### [DATASET EXTRACT]
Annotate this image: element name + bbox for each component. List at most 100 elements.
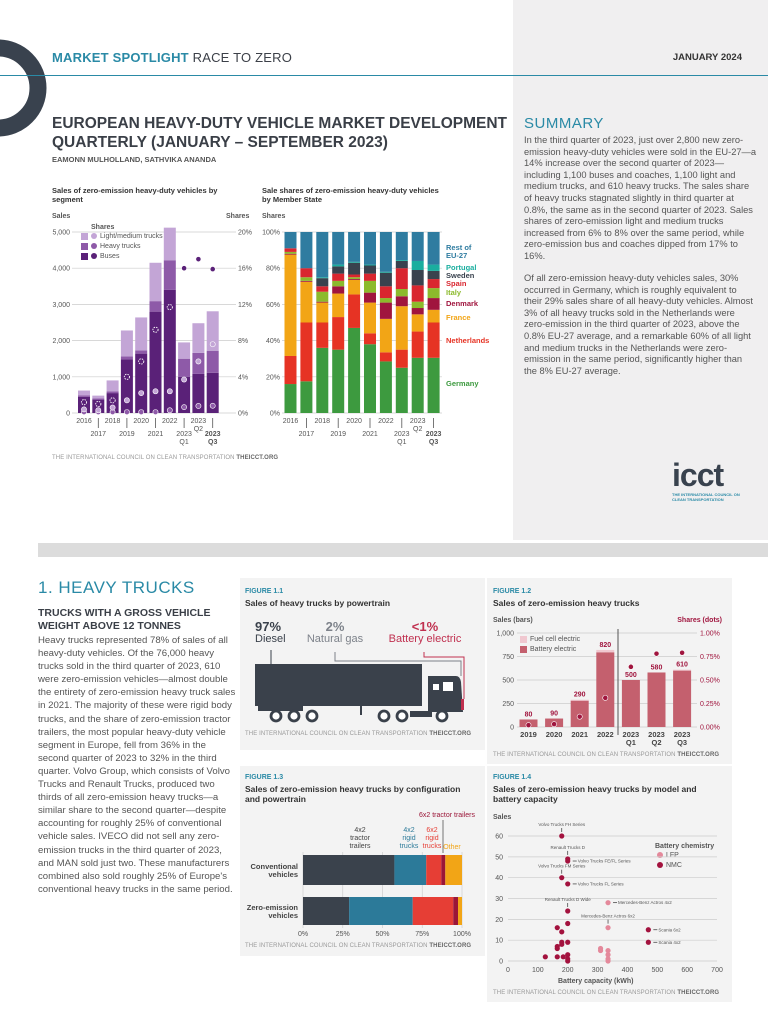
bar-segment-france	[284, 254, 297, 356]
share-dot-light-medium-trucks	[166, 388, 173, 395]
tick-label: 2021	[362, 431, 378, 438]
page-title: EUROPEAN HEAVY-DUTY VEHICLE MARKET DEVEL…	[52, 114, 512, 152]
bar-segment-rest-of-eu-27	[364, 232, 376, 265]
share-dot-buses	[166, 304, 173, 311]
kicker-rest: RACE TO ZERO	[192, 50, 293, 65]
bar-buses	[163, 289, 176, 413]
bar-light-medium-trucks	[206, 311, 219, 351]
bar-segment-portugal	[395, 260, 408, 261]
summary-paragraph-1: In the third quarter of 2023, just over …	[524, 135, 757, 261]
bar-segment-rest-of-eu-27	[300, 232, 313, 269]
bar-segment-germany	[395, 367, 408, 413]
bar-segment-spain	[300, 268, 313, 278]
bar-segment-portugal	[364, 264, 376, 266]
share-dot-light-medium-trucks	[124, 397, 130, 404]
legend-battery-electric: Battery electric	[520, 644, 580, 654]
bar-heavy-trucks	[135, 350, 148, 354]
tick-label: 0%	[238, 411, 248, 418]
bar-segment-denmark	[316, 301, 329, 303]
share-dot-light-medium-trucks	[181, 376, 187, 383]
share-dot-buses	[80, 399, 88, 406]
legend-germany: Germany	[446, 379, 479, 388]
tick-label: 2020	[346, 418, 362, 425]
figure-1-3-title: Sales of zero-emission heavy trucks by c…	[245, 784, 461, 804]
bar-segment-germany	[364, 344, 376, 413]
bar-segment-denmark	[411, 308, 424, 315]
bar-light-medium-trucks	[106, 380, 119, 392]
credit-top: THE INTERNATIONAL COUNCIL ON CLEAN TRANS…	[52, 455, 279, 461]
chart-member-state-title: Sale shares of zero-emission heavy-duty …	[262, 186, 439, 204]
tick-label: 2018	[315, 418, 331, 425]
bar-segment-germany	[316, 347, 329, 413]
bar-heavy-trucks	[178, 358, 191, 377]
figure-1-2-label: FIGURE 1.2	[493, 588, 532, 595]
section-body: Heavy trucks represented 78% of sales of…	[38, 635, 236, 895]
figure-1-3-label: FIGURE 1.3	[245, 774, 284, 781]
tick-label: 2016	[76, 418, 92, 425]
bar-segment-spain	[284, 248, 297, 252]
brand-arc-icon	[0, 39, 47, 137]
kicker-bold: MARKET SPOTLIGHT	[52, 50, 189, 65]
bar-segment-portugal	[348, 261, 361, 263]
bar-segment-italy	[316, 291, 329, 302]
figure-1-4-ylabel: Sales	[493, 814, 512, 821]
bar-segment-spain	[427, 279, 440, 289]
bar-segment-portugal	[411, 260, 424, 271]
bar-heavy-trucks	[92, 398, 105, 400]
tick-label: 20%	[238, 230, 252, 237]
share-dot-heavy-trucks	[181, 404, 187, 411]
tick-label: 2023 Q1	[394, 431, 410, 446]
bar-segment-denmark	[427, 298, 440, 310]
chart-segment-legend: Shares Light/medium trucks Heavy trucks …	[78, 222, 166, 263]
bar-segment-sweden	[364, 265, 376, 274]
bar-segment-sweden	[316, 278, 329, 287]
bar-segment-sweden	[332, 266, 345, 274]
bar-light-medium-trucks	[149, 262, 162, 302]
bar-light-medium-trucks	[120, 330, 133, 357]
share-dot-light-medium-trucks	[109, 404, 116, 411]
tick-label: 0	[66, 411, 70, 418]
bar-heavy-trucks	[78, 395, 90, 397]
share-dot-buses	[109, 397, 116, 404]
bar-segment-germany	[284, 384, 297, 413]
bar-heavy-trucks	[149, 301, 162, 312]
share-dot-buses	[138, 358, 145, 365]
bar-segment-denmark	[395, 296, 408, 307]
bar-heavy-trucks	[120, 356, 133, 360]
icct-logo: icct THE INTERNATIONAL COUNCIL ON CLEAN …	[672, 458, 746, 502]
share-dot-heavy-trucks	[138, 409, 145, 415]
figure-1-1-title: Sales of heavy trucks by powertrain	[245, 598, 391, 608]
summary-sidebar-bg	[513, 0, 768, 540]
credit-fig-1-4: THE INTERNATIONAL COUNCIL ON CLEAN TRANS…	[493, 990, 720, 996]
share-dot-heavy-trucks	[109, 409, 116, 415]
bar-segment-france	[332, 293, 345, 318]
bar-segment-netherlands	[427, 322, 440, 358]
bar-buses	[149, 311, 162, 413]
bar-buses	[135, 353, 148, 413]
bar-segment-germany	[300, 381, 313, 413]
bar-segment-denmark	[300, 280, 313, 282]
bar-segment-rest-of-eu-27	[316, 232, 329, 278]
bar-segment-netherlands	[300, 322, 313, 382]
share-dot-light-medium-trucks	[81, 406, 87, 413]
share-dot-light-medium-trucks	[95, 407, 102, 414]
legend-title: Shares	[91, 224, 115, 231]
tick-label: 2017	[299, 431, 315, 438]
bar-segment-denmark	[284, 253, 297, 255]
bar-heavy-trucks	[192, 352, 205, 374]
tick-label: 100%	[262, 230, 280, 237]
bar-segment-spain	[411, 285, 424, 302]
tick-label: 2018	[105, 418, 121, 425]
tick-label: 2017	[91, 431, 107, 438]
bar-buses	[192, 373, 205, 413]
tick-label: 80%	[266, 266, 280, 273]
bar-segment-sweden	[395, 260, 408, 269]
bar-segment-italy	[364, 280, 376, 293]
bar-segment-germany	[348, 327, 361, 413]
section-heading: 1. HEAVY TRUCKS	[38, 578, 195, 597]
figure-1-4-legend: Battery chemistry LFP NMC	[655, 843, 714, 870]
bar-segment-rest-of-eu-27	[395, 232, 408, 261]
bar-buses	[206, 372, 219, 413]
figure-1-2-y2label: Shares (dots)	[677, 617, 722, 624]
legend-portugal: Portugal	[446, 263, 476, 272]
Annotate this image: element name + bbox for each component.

### [TO BE DONE]
Copy the whole listing above word for word, leaving out the picture.

### [EXPECTED OUTPUT]
Annotate this image: element name + bbox for each component. List at most 100 elements.
bar-segment-france	[284, 254, 297, 356]
share-dot-light-medium-trucks	[166, 388, 173, 395]
tick-label: 2021	[362, 431, 378, 438]
page-title: EUROPEAN HEAVY-DUTY VEHICLE MARKET DEVEL…	[52, 114, 512, 152]
bar-segment-rest-of-eu-27	[364, 232, 376, 265]
share-dot-buses	[166, 304, 173, 311]
kicker-rest: RACE TO ZERO	[192, 50, 293, 65]
bar-buses	[163, 289, 176, 413]
bar-light-medium-trucks	[206, 311, 219, 351]
bar-segment-portugal	[395, 260, 408, 261]
summary-paragraph-1: In the third quarter of 2023, just over …	[524, 135, 757, 261]
bar-segment-rest-of-eu-27	[300, 232, 313, 269]
bar-segment-germany	[395, 367, 408, 413]
bar-segment-spain	[300, 268, 313, 278]
bar-segment-portugal	[364, 264, 376, 266]
share-dot-light-medium-trucks	[124, 397, 130, 404]
legend-battery-electric: Battery electric	[520, 644, 580, 654]
bar-heavy-trucks	[135, 350, 148, 354]
tick-label: 0%	[238, 411, 248, 418]
bar-segment-denmark	[316, 301, 329, 303]
share-dot-light-medium-trucks	[181, 376, 187, 383]
share-dot-buses	[80, 399, 88, 406]
legend-germany: Germany	[446, 379, 479, 388]
tick-label: 2020	[346, 418, 362, 425]
figure-1-3-title: Sales of zero-emission heavy trucks by c…	[245, 784, 461, 804]
bar-segment-germany	[364, 344, 376, 413]
bar-segment-denmark	[411, 308, 424, 315]
bar-light-medium-trucks	[106, 380, 119, 392]
credit-top: THE INTERNATIONAL COUNCIL ON CLEAN TRANS…	[52, 455, 279, 461]
chart-member-state-title: Sale shares of zero-emission heavy-duty …	[262, 186, 439, 204]
tick-label: 2018	[315, 418, 331, 425]
bar-segment-germany	[316, 347, 329, 413]
bar-heavy-trucks	[178, 358, 191, 377]
figure-1-2-label: FIGURE 1.2	[493, 588, 532, 595]
section-body: Heavy trucks represented 78% of sales of…	[38, 635, 236, 895]
figure-1-3-label: FIGURE 1.3	[245, 774, 284, 781]
tick-label: 2016	[76, 418, 92, 425]
bar-segment-spain	[284, 248, 297, 252]
brand-arc-icon	[0, 39, 47, 137]
kicker-bold: MARKET SPOTLIGHT	[52, 50, 189, 65]
bar-segment-portugal	[348, 261, 361, 263]
bar-segment-italy	[316, 291, 329, 302]
figure-1-4-ylabel: Sales	[493, 814, 512, 821]
bar-segment-spain	[427, 279, 440, 289]
bar-segment-portugal	[411, 260, 424, 271]
bar-heavy-trucks	[92, 398, 105, 400]
tick-label: 20%	[238, 230, 252, 237]
share-dot-heavy-trucks	[181, 404, 187, 411]
tick-label: 2023 Q1	[394, 431, 410, 446]
bar-segment-denmark	[427, 298, 440, 310]
chart-segment-legend: Shares Light/medium trucks Heavy trucks …	[78, 222, 166, 263]
bar-segment-sweden	[364, 265, 376, 274]
bar-segment-sweden	[316, 278, 329, 287]
bar-segment-sweden	[332, 266, 345, 274]
bar-light-medium-trucks	[149, 262, 162, 302]
bar-light-medium-trucks	[120, 330, 133, 357]
share-dot-light-medium-trucks	[109, 404, 116, 411]
tick-label: 0	[66, 411, 70, 418]
bar-heavy-trucks	[78, 395, 90, 397]
share-dot-buses	[109, 397, 116, 404]
bar-segment-germany	[284, 384, 297, 413]
bar-heavy-trucks	[149, 301, 162, 312]
share-dot-buses	[138, 358, 145, 365]
bar-segment-denmark	[395, 296, 408, 307]
bar-heavy-trucks	[120, 356, 133, 360]
icct-logo: icct THE INTERNATIONAL COUNCIL ON CLEAN …	[672, 458, 746, 502]
share-dot-heavy-trucks	[138, 409, 145, 415]
figure-1-1-title: Sales of heavy trucks by powertrain	[245, 598, 391, 608]
summary-sidebar-bg	[513, 0, 768, 540]
credit-fig-1-4: THE INTERNATIONAL COUNCIL ON CLEAN TRANS…	[493, 990, 720, 996]
share-dot-heavy-trucks	[109, 409, 116, 415]
bar-segment-france	[332, 293, 345, 318]
bar-segment-netherlands	[427, 322, 440, 358]
bar-buses	[149, 311, 162, 413]
bar-buses	[135, 353, 148, 413]
bar-segment-germany	[300, 381, 313, 413]
bar-segment-denmark	[300, 280, 313, 282]
bar-segment-rest-of-eu-27	[316, 232, 329, 278]
bar-segment-netherlands	[300, 322, 313, 382]
share-dot-light-medium-trucks	[81, 406, 87, 413]
share-dot-light-medium-trucks	[95, 407, 102, 414]
legend-title: Shares	[91, 224, 115, 231]
tick-label: 2017	[299, 431, 315, 438]
bar-segment-denmark	[284, 253, 297, 255]
bar-heavy-trucks	[192, 352, 205, 374]
tick-label: 100%	[262, 230, 280, 237]
bar-segment-spain	[411, 285, 424, 302]
tick-label: 2018	[105, 418, 121, 425]
tick-label: 2017	[91, 431, 107, 438]
bar-buses	[192, 373, 205, 413]
tick-label: 80%	[266, 266, 280, 273]
bar-segment-sweden	[395, 260, 408, 269]
bar-segment-italy	[364, 280, 376, 293]
bar-segment-germany	[348, 327, 361, 413]
section-heading: 1. HEAVY TRUCKS	[38, 578, 195, 597]
figure-1-4-legend: Battery chemistry LFP NMC	[655, 843, 714, 870]
bar-segment-rest-of-eu-27	[395, 232, 408, 261]
bar-buses	[206, 372, 219, 413]
figure-1-2-y2label: Shares (dots)	[677, 617, 722, 624]
legend-portugal: Portugal	[446, 263, 476, 272]
Annotate this image: element name + bbox for each component.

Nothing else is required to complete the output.